** begin Reading text **

Goodbye Jared Goff And Thanks For The Ride

Los Angeles Rams Quarterback Jared Goff. Photo Credit: Ryan Dyrud | The LAFB Network
Los Angeles Rams Quarterback Jared Goff. Photo Credit: Ryan Dyrud | The LAFB Network

Hello, I apologize in advance for going all “blog boy” and writing in the first person but this is a special occasion. Jared Goff, like Eminem, has said goodbye to Hollywood and is now on his way to Detroit. It’s a moment that I feel like I’m always going to remember because it marked the end of a part of my Rams writing career. I swear this won’t be totally about me but while I’m in selfish mode please rate and subscribe to my podcast “LA Podfiential” it’s a great show. Anyway, Jared Goff was the first and basically the only quarterback I’ve covered (from afar) and someone who indirectly made me a better writer and fan (if you can believe it, I used to be worse).

Prior to 2017, I was a mediocre (at best) entertainment writer who happened to love the Rams. One day I decided that instead of doing my in-depth analysis via Twitter while watching a game on a barstool (RIP All-Stars) so I wrote for a now-defunct site that was Ramscentric and heading into that season Jared Goff became a subject of fascination for me.

To fans just joining the party or ones not quite old enough, Jared Goff, whether you love him or not was easily the best quarterback the Rams have had since Marc Bulger. It didn’t start out that way, of course, because from the moment the Rams announced they were trading multiple firsts for him, when, if I’m being honest, they could’ve probably waited at 10 because I didn’t think the Titans or any team was really THAT serious about him, the pressure was on.

I was still into PAC-12 football back then and had no real recollection of him being a badass at CAL. He wasn’t spoken about the same way that Deshaun Watson or Matthew Stafford were discussed coming out of college. I remember checking my phone at a red light (I know bad habit) and seeing that trade and having to be honked into moving because I was in shock. Had Les Snead learned NOTHING after getting Washington to do the same thing? In hindsight, this move makes much more sense given the Rams philosophy of “F*$! DEM PICKS”.

** end Reading text **
** begin Data extract **

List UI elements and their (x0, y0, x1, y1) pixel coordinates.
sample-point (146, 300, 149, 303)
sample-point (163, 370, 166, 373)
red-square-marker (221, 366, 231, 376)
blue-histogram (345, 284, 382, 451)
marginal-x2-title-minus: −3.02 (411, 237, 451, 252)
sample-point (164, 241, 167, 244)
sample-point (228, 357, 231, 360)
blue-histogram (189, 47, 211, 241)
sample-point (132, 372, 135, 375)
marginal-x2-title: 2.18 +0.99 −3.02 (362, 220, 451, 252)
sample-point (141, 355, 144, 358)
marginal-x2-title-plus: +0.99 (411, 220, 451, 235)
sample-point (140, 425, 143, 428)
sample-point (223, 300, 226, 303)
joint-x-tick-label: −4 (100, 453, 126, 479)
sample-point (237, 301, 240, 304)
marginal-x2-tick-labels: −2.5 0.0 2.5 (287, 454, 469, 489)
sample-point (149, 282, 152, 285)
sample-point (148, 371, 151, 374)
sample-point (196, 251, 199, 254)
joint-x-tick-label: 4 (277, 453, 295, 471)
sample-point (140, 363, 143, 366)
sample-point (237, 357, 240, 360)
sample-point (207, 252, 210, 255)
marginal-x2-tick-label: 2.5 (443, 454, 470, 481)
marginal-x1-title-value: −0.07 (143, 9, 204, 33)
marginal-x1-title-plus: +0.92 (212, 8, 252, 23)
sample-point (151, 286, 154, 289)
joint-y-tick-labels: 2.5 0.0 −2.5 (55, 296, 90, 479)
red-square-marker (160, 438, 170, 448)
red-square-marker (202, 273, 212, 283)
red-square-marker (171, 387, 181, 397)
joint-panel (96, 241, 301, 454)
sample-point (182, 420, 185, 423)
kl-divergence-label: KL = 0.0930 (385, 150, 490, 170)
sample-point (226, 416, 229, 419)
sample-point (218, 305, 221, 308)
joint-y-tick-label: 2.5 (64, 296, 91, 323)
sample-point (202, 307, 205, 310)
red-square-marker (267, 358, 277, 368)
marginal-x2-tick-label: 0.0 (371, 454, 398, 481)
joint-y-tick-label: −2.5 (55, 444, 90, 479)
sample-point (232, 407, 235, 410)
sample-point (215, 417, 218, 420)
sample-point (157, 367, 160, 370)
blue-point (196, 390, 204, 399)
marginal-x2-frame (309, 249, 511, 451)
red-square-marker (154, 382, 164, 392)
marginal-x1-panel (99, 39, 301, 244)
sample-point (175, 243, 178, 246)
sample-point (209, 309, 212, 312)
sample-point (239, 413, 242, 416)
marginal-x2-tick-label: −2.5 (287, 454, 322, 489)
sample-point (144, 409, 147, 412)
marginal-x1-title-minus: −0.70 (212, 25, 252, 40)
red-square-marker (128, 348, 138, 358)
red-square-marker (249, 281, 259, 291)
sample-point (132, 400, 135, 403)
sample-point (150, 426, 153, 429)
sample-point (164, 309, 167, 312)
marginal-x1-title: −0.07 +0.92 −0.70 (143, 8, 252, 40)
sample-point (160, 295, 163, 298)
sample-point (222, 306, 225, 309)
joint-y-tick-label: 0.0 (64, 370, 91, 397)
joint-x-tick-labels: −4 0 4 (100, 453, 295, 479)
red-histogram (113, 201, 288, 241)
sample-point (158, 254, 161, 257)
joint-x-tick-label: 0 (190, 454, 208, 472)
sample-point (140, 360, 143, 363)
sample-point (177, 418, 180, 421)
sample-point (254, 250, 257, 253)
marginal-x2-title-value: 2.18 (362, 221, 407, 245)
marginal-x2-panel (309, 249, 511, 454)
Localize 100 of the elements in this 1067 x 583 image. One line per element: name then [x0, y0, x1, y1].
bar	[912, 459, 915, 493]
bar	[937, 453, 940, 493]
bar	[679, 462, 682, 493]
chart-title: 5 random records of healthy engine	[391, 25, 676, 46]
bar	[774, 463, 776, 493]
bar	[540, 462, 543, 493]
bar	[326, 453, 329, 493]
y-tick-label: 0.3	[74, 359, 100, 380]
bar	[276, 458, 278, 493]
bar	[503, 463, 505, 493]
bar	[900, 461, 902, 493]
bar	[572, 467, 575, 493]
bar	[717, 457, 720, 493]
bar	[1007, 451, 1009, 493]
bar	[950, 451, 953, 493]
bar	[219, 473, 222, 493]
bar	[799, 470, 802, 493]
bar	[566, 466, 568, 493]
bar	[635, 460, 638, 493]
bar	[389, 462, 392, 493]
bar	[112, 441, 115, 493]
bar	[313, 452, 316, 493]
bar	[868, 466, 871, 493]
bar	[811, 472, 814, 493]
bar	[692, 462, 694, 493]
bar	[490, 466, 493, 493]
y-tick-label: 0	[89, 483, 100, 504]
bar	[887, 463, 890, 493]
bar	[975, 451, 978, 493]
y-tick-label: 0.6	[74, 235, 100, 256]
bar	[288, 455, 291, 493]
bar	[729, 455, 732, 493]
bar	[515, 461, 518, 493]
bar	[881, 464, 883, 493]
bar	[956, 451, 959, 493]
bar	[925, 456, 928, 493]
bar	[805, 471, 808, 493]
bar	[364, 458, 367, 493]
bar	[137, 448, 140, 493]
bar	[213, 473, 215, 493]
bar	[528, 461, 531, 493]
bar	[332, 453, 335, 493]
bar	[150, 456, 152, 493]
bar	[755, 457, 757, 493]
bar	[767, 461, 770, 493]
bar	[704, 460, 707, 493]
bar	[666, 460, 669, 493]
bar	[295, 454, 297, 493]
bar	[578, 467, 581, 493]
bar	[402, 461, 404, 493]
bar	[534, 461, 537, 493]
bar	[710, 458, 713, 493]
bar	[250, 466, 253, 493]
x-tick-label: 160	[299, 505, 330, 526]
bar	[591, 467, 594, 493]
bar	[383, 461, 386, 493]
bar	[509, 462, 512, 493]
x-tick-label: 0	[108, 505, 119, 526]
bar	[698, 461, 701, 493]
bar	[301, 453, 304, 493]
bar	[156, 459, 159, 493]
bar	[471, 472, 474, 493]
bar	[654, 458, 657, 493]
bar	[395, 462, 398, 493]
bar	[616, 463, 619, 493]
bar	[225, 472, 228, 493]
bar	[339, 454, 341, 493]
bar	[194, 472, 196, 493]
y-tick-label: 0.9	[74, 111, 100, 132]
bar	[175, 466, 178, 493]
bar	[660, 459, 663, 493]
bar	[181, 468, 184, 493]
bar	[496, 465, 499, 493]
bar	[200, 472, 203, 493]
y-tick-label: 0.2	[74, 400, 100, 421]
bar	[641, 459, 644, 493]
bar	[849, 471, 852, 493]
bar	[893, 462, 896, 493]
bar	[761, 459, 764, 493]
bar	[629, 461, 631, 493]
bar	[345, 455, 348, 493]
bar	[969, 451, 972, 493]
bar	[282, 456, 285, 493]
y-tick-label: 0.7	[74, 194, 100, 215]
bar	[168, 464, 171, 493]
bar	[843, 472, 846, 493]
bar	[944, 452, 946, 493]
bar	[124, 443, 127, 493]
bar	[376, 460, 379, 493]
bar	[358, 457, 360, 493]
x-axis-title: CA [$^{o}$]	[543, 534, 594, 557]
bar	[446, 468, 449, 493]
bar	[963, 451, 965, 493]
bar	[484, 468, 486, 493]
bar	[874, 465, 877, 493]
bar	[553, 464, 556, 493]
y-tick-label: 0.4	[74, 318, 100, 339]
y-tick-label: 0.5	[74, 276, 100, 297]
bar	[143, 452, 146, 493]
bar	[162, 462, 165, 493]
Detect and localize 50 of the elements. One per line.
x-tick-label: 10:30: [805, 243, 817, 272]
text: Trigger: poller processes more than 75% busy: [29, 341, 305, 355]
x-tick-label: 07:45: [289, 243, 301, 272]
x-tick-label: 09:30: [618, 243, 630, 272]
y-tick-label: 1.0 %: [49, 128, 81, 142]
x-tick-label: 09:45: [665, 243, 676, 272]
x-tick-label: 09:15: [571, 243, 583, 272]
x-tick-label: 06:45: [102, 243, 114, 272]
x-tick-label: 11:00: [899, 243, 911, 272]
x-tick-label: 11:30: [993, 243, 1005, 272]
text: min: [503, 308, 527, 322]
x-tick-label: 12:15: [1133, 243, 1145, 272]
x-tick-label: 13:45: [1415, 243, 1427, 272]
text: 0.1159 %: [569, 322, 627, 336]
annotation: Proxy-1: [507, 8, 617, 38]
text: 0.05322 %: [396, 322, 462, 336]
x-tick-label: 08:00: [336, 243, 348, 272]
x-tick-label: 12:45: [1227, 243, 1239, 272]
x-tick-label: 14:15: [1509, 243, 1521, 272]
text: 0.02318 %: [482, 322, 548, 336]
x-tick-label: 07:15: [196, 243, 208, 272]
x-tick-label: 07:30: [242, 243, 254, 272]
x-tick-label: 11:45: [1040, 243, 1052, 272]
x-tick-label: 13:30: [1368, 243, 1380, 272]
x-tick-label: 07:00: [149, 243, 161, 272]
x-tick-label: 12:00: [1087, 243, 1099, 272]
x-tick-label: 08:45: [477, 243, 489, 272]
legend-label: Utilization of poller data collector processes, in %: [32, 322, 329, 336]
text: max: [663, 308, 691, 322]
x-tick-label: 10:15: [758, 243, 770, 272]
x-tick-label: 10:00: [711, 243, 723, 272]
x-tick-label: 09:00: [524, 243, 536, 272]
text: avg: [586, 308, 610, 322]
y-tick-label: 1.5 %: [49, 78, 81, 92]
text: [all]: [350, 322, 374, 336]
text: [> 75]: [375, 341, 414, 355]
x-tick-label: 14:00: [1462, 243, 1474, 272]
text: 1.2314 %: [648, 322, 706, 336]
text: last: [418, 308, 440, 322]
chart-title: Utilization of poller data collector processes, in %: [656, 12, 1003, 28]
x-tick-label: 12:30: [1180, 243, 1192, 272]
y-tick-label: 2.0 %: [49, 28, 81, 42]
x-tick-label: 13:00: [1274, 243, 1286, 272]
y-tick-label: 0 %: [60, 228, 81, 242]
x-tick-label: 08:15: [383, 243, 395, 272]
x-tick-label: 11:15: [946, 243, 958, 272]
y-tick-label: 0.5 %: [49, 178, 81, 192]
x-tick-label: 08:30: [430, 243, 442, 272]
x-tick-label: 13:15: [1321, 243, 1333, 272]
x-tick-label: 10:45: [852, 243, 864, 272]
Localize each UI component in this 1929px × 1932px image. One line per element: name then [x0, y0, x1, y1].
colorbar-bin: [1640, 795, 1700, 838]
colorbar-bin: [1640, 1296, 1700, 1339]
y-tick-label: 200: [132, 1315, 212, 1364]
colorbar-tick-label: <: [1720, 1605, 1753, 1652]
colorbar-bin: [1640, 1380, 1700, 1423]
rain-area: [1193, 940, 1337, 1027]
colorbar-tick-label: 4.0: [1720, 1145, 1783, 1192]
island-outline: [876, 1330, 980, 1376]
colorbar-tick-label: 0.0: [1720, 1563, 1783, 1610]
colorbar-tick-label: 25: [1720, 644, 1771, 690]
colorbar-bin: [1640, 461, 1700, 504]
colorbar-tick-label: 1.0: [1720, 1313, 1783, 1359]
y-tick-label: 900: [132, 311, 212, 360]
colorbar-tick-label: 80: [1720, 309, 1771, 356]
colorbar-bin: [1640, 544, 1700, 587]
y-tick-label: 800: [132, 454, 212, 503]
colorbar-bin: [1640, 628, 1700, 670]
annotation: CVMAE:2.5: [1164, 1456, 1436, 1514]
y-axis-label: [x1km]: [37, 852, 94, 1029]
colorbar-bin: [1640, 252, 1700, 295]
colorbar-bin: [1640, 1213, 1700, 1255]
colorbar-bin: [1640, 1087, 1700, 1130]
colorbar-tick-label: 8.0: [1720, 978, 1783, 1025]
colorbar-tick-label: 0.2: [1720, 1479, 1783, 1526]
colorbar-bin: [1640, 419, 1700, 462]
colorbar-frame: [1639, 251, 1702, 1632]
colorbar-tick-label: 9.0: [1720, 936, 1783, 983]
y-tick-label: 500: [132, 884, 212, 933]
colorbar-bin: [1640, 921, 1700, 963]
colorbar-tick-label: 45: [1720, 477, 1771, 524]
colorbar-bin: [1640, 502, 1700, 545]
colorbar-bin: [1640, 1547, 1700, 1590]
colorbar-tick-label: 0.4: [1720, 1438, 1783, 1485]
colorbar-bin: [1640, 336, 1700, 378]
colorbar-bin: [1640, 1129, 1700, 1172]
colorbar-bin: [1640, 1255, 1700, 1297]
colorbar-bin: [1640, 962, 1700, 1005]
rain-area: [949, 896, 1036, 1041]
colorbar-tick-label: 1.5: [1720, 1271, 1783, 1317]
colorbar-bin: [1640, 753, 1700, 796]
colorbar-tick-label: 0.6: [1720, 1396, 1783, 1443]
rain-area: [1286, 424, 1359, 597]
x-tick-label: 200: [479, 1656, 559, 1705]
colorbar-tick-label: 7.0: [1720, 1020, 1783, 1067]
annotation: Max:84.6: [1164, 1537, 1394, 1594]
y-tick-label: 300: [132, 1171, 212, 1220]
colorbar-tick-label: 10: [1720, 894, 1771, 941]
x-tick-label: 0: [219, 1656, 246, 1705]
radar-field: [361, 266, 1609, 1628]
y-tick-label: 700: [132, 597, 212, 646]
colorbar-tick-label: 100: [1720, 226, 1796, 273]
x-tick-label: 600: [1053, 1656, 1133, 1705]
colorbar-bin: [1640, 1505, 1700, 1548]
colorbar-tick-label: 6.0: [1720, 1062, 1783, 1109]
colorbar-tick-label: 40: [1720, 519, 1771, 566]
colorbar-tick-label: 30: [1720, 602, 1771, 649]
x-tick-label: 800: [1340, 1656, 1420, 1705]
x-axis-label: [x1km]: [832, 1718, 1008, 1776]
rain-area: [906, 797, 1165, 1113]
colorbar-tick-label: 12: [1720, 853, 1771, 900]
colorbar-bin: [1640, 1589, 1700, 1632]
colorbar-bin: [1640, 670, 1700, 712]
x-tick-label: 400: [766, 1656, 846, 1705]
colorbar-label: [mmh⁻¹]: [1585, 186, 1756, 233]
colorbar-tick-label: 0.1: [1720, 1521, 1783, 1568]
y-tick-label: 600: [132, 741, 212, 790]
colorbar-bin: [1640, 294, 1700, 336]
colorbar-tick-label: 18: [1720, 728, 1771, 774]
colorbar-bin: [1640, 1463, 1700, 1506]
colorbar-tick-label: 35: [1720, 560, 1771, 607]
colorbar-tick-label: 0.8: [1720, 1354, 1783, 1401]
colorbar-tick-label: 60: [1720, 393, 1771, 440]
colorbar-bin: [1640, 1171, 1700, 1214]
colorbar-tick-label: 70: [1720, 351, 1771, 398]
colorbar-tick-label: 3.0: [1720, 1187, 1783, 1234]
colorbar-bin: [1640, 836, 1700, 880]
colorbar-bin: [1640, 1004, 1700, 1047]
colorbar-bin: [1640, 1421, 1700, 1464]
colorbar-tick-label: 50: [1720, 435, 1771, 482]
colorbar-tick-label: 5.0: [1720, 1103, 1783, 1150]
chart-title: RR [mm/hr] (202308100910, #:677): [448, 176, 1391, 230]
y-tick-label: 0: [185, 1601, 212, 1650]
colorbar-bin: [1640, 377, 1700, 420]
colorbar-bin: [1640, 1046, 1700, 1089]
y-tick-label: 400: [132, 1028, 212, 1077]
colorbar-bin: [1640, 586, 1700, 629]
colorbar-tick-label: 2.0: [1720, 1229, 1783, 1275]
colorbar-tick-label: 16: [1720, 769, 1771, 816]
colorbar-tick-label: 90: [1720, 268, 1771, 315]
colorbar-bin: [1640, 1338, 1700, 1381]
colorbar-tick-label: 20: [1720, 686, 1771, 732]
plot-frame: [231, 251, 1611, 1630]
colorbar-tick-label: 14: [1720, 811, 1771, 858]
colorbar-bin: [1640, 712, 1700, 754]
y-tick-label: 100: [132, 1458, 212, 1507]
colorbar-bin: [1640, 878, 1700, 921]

** end Data extract **

Exercise tasks
a – From the Jared Goff article, extract the passage starting at "To fans just" and ending at "pressure was on.".
b – What is the name of the podcast promoted by the writer of the Jared Goff article?

The responses
a –
To fans just joining the party or ones not quite old enough, Jared Goff, whether you love him or not was easily the best quarterback the Rams have had since Marc Bulger. It didn’t start out that way, of course, because from the moment the Rams announced they were trading multiple firsts for him, when, if I’m being honest, they could’ve probably waited at 10 because I didn’t think the Titans or any team was really THAT serious about him, the pressure was on.

b – LA Podfiential